If you had ever dreamed of hanging out with your favourite rock star all day, getting personal and even learning their most intimate revelations on the meaning of life, 20,000 Days On Earth will be the closest experience you will have, especially if your favourite rock star is Nick Cave.

Half imagined, half real – this part documentary and part drama film, follows musician and international icon Nick Cave on what would be his 20,000 day on earth. The film opens with a fast montage of photos of our subject from day 1 through to 19,999 and finishes with him waking up and carrying out a fictitious day of writing, driving around town, having lunch, recording music, performing on stage and then going for a late night walk to the beach. What makes this film a pseudo-documentary is that we are invited into Cave’s artistic space and inner thoughts which are interwoven with unscripted conversations and live footage – creating the film’s authentic focus throughout this imagined day.

Directed by Iain Forsyth and Jane Pollard, who both have fine art backgrounds, took a very artistic and innovative approach to make this film. Working closely with Cave (who co-wrote the script with them) they came up with the idea for the film based on Cave’s notebooks combined with footage of Nick Cave & The Bad Seeds as they made their Push The Sky Away album. Together with Cave’s narration, they have created a lyrical dream-like film that is very beautiful to watch. The end result centers in on Cave’s creative process, his thoughts on transformation, memory and mortality. And while it is a fictitious day that is played out for us, the themes and stream of consciousness are real, and makes this cerebral film powerful and inventive.

* [DATASET SECTION]

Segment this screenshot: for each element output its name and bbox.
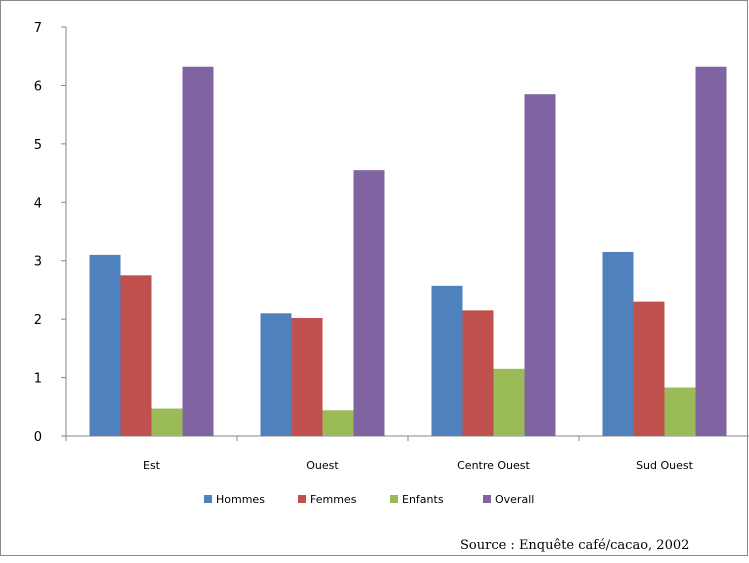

* [GOALS]
1: Rewrite the stretch of the film review from "Half imagined, half" through "this imagined day.", putting "harbor" in place of "beach".
2: According to the film review, what activities make up Nick Cave's fictitious day in the film? List every one.
3: Pick up the film review after its final sentence and carry it further.

* [TASK RESPONSES]
1:
Half imagined, half real – this part documentary and part drama film, follows musician and international icon Nick Cave on what would be his 20,000 day on earth. The film opens with a fast montage of photos of our subject from day 1 through to 19,999 and finishes with him waking up and carrying out a fictitious day of writing, driving around town, having lunch, recording music, performing on stage and then going for a late night walk to the harbor. What makes this film a pseudo-documentary is that we are invited into Cave’s artistic space and inner thoughts which are interwoven with unscripted conversations and live footage – creating the film’s authentic focus throughout this imagined day.

2:
- writing
- driving around town
- having lunch
- recording music
- performing on stage
- going for a late night walk to the beach

3:
Cave talks mostly of how he uses a memory and mythologizes it, taking the ordinary and turning it into something magical and holding on to the moment where you don’t fully understand it, and how he channels this into his songwriting. This running commentary can sometimes be difficult to process, but I had a feeling I was listening to something beautiful trying to be explained in a creative language I wasn’t fluent in. And while I did get lost in the translation, Cave’s voice is deep and beautiful and being washed over with it wasn’t so bad.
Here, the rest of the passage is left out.